/---
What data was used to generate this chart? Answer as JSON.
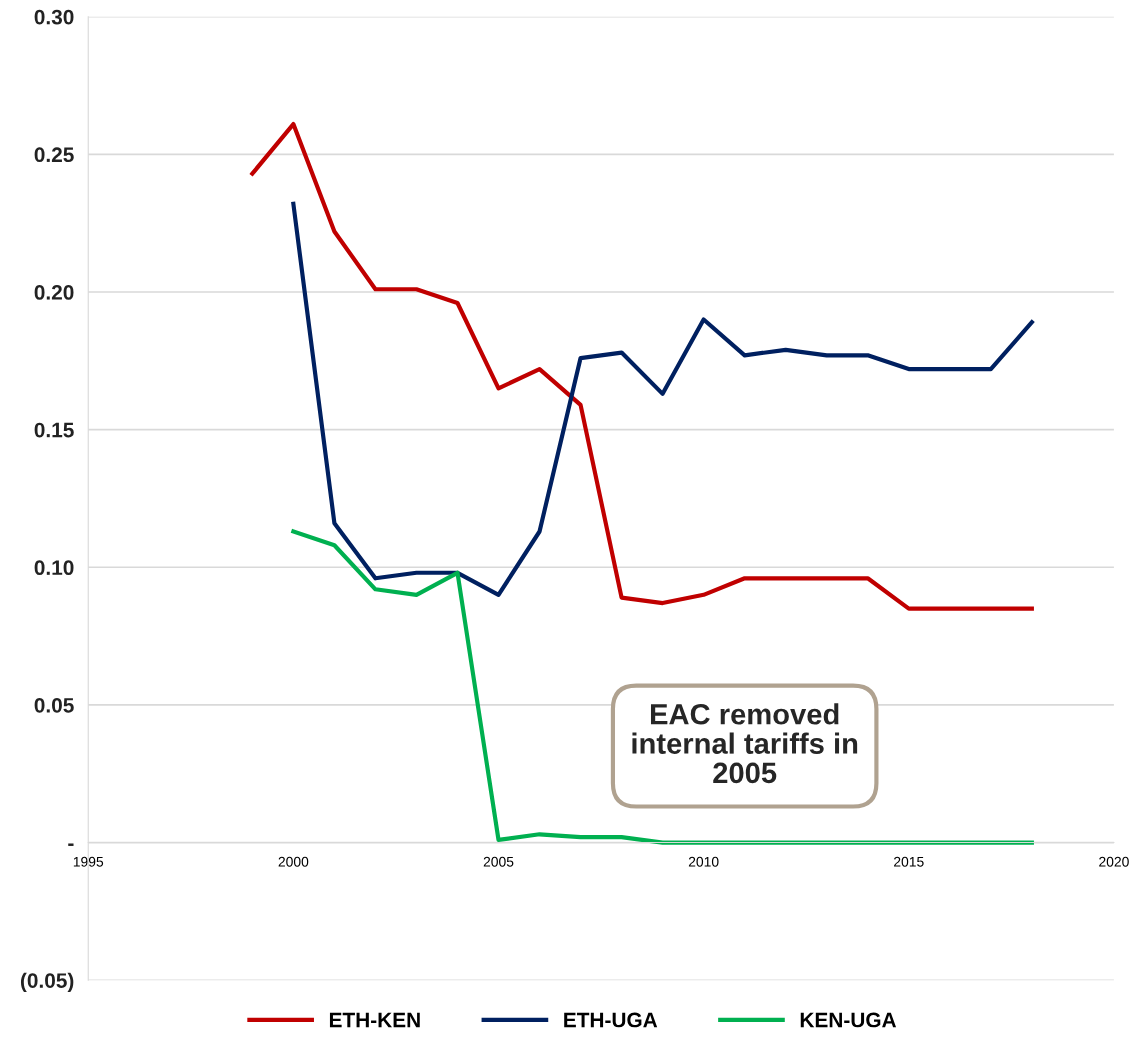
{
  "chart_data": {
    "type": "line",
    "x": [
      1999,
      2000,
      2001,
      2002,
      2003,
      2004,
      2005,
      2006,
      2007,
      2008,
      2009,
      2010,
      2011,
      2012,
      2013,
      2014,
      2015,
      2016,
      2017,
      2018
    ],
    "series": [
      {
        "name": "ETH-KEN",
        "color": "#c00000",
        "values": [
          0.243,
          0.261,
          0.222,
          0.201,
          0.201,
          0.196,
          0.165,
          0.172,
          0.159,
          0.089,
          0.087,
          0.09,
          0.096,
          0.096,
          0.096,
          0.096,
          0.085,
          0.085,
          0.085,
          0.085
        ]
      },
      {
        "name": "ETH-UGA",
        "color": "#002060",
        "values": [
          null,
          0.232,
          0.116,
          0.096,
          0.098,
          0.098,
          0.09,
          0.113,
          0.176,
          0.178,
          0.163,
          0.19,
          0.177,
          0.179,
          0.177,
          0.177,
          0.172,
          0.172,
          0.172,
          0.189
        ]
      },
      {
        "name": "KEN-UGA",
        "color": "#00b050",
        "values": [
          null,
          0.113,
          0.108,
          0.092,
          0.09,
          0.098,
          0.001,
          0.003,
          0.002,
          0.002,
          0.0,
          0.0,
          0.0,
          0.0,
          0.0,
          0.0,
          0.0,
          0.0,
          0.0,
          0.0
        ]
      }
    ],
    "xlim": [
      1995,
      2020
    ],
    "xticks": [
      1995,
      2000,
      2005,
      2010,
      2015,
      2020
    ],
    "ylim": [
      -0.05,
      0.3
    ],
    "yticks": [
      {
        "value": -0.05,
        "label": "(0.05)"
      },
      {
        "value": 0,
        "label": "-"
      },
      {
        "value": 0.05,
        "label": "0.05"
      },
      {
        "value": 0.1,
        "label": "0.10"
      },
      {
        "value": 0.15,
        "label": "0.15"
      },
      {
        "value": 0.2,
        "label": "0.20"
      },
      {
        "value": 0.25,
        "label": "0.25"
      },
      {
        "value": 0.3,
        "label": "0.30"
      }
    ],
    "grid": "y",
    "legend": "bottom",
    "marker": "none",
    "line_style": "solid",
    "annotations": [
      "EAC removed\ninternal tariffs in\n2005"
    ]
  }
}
\---
/---
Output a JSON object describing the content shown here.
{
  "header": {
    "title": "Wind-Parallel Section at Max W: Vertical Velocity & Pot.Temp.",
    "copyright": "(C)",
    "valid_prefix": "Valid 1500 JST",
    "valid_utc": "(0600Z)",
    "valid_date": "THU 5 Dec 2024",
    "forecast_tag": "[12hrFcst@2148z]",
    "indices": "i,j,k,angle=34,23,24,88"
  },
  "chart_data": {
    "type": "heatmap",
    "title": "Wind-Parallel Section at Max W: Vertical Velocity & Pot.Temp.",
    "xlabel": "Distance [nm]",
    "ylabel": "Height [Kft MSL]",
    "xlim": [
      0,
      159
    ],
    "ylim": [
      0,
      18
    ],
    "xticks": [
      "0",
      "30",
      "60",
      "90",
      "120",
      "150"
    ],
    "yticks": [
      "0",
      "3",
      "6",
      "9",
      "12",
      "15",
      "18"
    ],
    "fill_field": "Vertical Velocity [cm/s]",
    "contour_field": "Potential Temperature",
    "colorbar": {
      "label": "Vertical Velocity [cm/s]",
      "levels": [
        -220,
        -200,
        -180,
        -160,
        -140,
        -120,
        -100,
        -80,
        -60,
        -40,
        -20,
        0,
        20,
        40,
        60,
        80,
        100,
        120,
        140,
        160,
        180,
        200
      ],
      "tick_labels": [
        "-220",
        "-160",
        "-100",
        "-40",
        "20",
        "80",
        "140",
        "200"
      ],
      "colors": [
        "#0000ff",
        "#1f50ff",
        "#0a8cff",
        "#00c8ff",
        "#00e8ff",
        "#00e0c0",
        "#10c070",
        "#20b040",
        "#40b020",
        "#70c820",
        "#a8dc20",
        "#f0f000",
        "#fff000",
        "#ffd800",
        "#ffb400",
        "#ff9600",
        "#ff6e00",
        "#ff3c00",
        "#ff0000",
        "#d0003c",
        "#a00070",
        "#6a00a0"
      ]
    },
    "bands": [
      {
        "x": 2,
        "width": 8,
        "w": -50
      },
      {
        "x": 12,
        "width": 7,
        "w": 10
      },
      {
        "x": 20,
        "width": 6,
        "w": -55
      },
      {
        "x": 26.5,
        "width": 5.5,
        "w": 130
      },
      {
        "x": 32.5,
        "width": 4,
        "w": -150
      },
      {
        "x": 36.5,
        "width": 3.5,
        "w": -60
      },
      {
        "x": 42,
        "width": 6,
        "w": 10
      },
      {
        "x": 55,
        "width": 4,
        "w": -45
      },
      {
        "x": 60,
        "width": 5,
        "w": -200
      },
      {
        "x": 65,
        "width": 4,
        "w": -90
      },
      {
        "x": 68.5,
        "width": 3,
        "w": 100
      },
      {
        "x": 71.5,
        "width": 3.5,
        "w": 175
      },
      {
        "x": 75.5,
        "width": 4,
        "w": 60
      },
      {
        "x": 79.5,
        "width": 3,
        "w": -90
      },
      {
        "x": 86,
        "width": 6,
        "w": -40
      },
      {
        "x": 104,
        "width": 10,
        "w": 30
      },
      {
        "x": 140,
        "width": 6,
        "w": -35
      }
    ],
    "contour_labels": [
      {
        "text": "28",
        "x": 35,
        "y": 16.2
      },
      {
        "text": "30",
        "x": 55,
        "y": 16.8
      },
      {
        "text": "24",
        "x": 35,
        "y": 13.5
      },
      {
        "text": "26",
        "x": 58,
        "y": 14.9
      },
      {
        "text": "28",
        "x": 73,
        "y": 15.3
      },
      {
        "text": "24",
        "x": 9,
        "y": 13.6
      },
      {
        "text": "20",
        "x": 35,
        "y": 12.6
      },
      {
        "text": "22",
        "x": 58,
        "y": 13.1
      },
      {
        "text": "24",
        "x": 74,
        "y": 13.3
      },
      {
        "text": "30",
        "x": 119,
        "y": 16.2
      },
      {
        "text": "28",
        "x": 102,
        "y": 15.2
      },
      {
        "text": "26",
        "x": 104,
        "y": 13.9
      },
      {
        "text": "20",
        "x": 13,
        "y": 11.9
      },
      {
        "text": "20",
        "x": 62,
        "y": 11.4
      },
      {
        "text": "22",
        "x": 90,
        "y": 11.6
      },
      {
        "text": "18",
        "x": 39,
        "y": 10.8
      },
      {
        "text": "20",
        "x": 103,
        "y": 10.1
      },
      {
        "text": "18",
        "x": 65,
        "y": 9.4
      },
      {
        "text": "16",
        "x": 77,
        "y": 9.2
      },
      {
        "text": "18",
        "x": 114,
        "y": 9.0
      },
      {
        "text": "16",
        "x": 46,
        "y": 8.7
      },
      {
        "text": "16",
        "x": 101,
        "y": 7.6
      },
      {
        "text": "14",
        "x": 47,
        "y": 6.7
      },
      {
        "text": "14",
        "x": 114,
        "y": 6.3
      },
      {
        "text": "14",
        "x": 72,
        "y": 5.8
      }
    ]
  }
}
\---
| STATED EXERCISE |
From the listing above, return each line with the word "JSON".

| RESULT |
What data was used to generate this chart? Answer as JSON.
Output a JSON object describing the content shown here.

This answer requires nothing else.